[Records provided]:

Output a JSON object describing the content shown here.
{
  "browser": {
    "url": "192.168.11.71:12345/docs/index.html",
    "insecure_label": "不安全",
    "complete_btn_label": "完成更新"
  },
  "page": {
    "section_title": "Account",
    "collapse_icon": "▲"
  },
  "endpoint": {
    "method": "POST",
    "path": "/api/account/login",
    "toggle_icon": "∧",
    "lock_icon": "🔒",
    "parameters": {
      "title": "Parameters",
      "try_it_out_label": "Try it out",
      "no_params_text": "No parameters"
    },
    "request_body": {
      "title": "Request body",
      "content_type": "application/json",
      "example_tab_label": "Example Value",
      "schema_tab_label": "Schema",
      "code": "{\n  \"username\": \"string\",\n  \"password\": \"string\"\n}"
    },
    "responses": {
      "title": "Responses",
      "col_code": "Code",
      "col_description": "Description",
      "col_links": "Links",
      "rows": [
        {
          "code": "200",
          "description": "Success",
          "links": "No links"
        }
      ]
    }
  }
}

[Task directions]: Restate each entry exactly, skipping none.

[The reply]:
Output a JSON object describing the content shown here.
{
  "browser": {
    "url": "192.168.11.71:12345/docs/index.html",
    "insecure_label": "不安全",
    "complete_btn_label": "完成更新"
  },
  "page": {
    "section_title": "Account",
    "collapse_icon": "▲"
  },
  "endpoint": {
    "method": "POST",
    "path": "/api/account/login",
    "toggle_icon": "∧",
    "lock_icon": "🔒",
    "parameters": {
      "title": "Parameters",
      "try_it_out_label": "Try it out",
      "no_params_text": "No parameters"
    },
    "request_body": {
      "title": "Request body",
      "content_type": "application/json",
      "example_tab_label": "Example Value",
      "schema_tab_label": "Schema",
      "code": "{\n  \"username\": \"string\",\n  \"password\": \"string\"\n}"
    },
    "responses": {
      "title": "Responses",
      "col_code": "Code",
      "col_description": "Description",
      "col_links": "Links",
      "rows": [
        {
          "code": "200",
          "description": "Success",
          "links": "No links"
        }
      ]
    }
  }
}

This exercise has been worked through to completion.